> STORED ROWS
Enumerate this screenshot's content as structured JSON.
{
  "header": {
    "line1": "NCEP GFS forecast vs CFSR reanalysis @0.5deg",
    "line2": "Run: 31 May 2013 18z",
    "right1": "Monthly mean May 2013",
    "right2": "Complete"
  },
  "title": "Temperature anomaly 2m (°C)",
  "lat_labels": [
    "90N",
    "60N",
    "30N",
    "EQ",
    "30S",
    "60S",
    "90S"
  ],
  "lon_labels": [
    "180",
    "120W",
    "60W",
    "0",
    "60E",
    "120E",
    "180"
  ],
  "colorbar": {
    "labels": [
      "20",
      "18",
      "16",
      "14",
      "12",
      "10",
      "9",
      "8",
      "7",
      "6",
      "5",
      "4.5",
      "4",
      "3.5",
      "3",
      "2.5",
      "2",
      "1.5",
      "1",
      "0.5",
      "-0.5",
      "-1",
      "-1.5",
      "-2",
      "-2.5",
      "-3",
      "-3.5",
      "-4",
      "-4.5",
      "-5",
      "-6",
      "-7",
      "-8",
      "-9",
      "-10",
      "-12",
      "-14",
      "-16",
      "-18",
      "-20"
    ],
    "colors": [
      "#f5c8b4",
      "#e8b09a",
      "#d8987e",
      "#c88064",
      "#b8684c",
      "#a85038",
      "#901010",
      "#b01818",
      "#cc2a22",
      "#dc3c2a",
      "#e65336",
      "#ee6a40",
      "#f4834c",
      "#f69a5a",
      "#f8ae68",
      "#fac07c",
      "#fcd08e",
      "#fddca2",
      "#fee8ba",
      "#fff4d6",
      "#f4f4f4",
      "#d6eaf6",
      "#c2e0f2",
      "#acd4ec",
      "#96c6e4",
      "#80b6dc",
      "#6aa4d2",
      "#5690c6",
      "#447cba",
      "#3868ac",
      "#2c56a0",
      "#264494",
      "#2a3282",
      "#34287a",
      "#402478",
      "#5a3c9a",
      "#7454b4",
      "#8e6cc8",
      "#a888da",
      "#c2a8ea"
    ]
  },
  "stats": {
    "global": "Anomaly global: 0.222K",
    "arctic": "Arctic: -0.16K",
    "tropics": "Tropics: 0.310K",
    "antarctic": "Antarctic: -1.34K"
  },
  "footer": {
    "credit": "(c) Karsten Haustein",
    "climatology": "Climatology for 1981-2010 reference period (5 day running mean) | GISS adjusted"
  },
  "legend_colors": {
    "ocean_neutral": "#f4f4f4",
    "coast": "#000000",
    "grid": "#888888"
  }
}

> DIRECTIONS FOR THIS TASK
Output each record exactly, leaving nothing out.

> RESULT OF THIS TASK
Enumerate this screenshot's content as structured JSON.
{
  "header": {
    "line1": "NCEP GFS forecast vs CFSR reanalysis @0.5deg",
    "line2": "Run: 31 May 2013 18z",
    "right1": "Monthly mean May 2013",
    "right2": "Complete"
  },
  "title": "Temperature anomaly 2m (°C)",
  "lat_labels": [
    "90N",
    "60N",
    "30N",
    "EQ",
    "30S",
    "60S",
    "90S"
  ],
  "lon_labels": [
    "180",
    "120W",
    "60W",
    "0",
    "60E",
    "120E",
    "180"
  ],
  "colorbar": {
    "labels": [
      "20",
      "18",
      "16",
      "14",
      "12",
      "10",
      "9",
      "8",
      "7",
      "6",
      "5",
      "4.5",
      "4",
      "3.5",
      "3",
      "2.5",
      "2",
      "1.5",
      "1",
      "0.5",
      "-0.5",
      "-1",
      "-1.5",
      "-2",
      "-2.5",
      "-3",
      "-3.5",
      "-4",
      "-4.5",
      "-5",
      "-6",
      "-7",
      "-8",
      "-9",
      "-10",
      "-12",
      "-14",
      "-16",
      "-18",
      "-20"
    ],
    "colors": [
      "#f5c8b4",
      "#e8b09a",
      "#d8987e",
      "#c88064",
      "#b8684c",
      "#a85038",
      "#901010",
      "#b01818",
      "#cc2a22",
      "#dc3c2a",
      "#e65336",
      "#ee6a40",
      "#f4834c",
      "#f69a5a",
      "#f8ae68",
      "#fac07c",
      "#fcd08e",
      "#fddca2",
      "#fee8ba",
      "#fff4d6",
      "#f4f4f4",
      "#d6eaf6",
      "#c2e0f2",
      "#acd4ec",
      "#96c6e4",
      "#80b6dc",
      "#6aa4d2",
      "#5690c6",
      "#447cba",
      "#3868ac",
      "#2c56a0",
      "#264494",
      "#2a3282",
      "#34287a",
      "#402478",
      "#5a3c9a",
      "#7454b4",
      "#8e6cc8",
      "#a888da",
      "#c2a8ea"
    ]
  },
  "stats": {
    "global": "Anomaly global: 0.222K",
    "arctic": "Arctic: -0.16K",
    "tropics": "Tropics: 0.310K",
    "antarctic": "Antarctic: -1.34K"
  },
  "footer": {
    "credit": "(c) Karsten Haustein",
    "climatology": "Climatology for 1981-2010 reference period (5 day running mean) | GISS adjusted"
  },
  "legend_colors": {
    "ocean_neutral": "#f4f4f4",
    "coast": "#000000",
    "grid": "#888888"
  }
}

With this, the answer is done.